**PROMPT**. Pull out the stretch of the records from the line containing "twitter-toggle[interactable] — [609, 231, 624, 246]" through the end of the records, both ends included, and repeat those lines verbatim.
>> BEGIN
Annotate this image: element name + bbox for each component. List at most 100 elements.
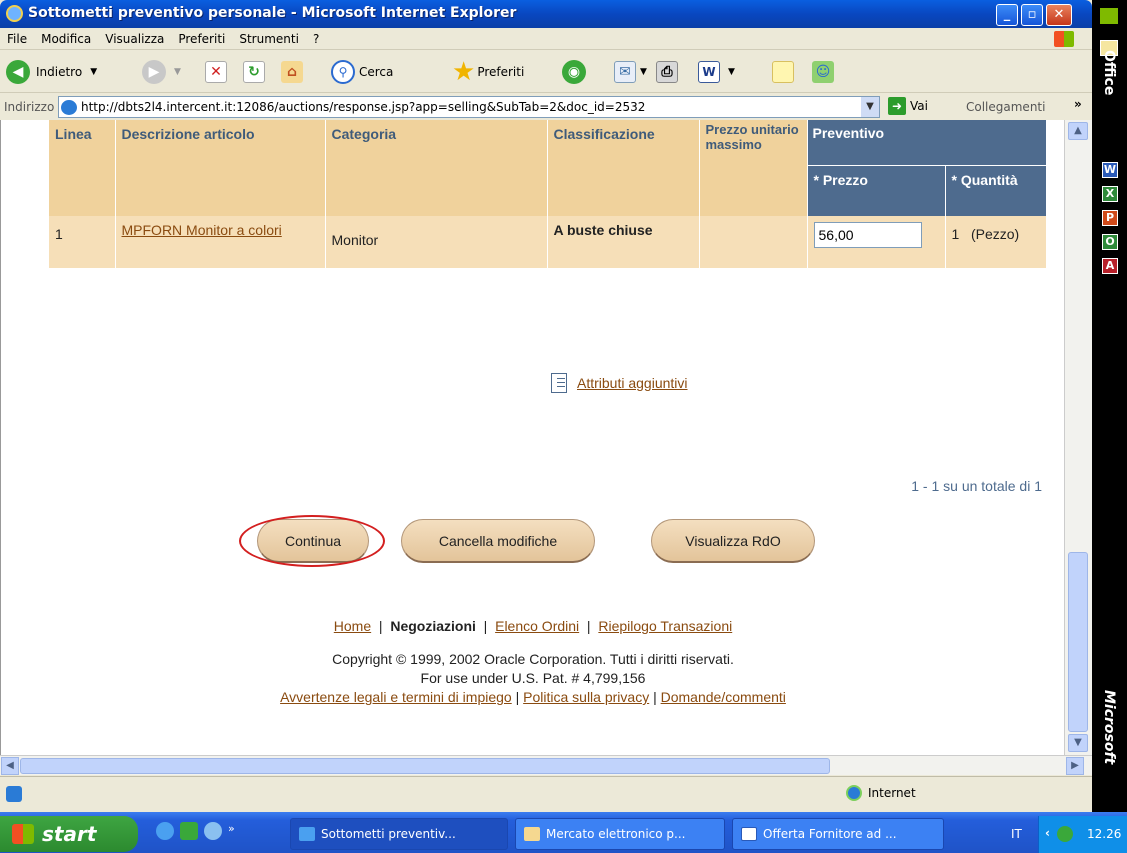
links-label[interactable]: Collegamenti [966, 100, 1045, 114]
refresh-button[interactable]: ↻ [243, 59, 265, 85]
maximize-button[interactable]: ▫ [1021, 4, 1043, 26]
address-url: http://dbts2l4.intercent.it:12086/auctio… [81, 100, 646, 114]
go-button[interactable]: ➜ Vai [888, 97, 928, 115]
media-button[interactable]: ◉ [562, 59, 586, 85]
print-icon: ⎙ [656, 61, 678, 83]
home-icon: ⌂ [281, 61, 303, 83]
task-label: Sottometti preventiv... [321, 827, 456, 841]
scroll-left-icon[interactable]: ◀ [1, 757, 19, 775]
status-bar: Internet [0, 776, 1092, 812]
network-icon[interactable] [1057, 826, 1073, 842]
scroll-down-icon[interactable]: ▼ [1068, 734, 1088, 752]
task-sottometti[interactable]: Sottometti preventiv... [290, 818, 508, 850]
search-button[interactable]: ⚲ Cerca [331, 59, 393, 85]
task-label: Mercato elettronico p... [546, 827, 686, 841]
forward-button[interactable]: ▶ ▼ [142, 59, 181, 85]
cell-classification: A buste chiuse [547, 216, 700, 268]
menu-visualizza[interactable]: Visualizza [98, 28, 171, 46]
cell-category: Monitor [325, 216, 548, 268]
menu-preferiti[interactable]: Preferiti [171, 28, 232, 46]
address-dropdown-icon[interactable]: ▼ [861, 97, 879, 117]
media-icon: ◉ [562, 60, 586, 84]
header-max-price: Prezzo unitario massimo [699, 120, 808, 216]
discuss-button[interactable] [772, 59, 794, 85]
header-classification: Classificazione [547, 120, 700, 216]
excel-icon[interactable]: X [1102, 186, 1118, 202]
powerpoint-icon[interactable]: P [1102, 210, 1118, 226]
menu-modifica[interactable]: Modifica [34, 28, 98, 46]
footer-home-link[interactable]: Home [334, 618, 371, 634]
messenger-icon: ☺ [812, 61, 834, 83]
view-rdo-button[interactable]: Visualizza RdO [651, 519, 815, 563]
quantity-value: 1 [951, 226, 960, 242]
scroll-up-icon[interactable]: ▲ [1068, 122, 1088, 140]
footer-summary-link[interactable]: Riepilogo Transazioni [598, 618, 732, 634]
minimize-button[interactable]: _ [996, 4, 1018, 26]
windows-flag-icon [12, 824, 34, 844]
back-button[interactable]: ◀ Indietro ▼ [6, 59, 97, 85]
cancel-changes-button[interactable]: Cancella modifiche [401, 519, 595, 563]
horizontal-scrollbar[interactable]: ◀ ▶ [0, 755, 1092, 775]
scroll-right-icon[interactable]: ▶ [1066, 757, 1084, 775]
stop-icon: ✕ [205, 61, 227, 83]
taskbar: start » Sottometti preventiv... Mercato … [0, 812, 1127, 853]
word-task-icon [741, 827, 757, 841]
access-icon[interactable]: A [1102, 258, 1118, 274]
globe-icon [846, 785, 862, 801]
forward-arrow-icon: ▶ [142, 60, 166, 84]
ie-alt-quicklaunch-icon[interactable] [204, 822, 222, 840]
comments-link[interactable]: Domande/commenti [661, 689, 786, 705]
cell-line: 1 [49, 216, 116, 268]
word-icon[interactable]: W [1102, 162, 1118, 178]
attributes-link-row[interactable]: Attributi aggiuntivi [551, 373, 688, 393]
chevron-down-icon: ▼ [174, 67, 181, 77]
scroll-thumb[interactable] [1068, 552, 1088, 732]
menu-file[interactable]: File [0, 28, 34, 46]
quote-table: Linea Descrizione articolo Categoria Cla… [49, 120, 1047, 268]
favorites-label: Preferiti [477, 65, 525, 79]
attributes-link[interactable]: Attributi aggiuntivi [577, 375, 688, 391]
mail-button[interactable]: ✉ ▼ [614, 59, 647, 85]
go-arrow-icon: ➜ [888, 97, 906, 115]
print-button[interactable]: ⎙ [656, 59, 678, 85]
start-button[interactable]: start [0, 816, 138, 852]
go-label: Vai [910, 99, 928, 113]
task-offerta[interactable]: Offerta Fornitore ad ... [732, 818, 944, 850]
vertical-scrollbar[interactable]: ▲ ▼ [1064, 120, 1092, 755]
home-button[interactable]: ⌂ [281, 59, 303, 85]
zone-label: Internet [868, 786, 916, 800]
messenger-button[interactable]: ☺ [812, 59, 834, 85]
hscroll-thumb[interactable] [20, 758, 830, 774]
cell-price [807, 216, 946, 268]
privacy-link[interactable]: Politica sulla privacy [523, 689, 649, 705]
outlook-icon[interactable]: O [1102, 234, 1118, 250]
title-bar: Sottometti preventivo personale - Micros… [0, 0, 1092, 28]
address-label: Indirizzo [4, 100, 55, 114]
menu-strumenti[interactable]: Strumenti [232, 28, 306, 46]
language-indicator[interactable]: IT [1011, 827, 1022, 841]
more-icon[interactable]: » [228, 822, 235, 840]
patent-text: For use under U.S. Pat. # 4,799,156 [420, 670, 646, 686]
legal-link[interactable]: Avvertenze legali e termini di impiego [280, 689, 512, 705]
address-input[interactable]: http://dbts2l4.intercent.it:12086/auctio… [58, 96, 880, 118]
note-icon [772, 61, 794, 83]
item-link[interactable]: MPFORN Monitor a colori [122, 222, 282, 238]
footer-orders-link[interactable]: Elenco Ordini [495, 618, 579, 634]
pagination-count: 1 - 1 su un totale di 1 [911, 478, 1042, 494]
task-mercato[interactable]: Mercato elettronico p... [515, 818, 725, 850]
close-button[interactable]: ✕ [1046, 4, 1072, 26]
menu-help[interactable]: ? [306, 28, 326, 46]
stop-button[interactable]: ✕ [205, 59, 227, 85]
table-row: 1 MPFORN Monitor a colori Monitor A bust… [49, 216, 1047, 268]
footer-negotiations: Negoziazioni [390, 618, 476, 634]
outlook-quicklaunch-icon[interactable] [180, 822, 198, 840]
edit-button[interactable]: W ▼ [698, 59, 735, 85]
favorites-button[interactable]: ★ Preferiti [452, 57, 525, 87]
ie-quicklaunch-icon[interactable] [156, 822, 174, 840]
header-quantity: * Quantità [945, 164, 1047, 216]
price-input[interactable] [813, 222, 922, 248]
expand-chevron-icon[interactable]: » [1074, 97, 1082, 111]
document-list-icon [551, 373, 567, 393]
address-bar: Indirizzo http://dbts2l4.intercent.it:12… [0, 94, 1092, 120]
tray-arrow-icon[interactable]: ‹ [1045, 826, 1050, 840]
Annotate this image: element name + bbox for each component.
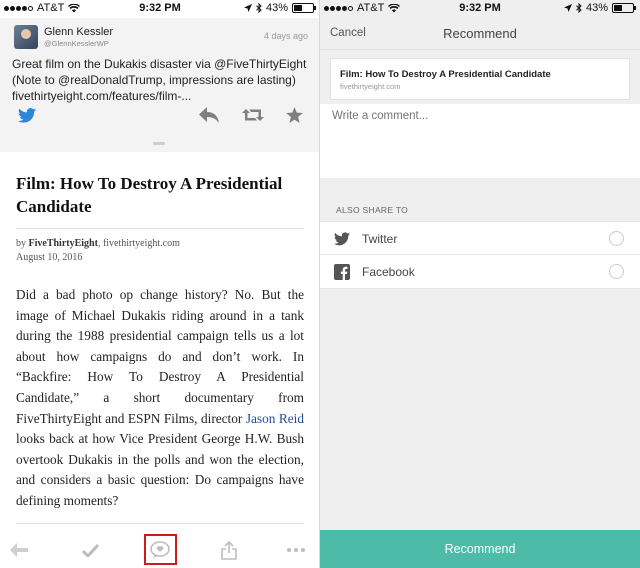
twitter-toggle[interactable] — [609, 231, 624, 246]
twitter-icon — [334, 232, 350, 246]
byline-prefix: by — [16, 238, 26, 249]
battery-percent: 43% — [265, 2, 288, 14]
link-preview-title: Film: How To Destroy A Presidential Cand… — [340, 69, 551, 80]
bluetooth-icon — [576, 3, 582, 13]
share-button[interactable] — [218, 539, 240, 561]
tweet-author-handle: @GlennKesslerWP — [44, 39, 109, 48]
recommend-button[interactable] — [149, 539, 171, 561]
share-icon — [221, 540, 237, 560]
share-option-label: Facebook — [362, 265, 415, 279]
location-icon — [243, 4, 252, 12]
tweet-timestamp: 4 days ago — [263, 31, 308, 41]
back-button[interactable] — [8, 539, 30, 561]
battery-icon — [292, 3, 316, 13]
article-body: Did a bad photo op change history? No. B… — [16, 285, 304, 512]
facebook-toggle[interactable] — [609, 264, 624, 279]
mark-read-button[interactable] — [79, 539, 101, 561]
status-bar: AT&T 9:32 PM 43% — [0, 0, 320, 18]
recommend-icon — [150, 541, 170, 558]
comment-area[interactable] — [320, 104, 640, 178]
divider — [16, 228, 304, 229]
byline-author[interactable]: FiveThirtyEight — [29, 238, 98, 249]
>> END
**THE RESPONSE**.
twitter-toggle[interactable] — [609, 231, 624, 246]
twitter-icon — [334, 232, 350, 246]
byline-prefix: by — [16, 238, 26, 249]
battery-percent: 43% — [265, 2, 288, 14]
link-preview-title: Film: How To Destroy A Presidential Cand… — [340, 69, 551, 80]
bluetooth-icon — [576, 3, 582, 13]
share-button[interactable] — [218, 539, 240, 561]
tweet-author-handle: @GlennKesslerWP — [44, 39, 109, 48]
recommend-button[interactable] — [149, 539, 171, 561]
share-icon — [221, 540, 237, 560]
share-option-label: Facebook — [362, 265, 415, 279]
location-icon — [243, 4, 252, 12]
tweet-timestamp: 4 days ago — [263, 31, 308, 41]
back-button[interactable] — [8, 539, 30, 561]
battery-icon — [292, 3, 316, 13]
article-body: Did a bad photo op change history? No. B… — [16, 285, 304, 512]
facebook-toggle[interactable] — [609, 264, 624, 279]
mark-read-button[interactable] — [79, 539, 101, 561]
status-bar: AT&T 9:32 PM 43% — [0, 0, 320, 18]
recommend-icon — [150, 541, 170, 558]
comment-area[interactable] — [320, 104, 640, 178]
divider — [16, 228, 304, 229]
byline-author[interactable]: FiveThirtyEight — [29, 238, 98, 249]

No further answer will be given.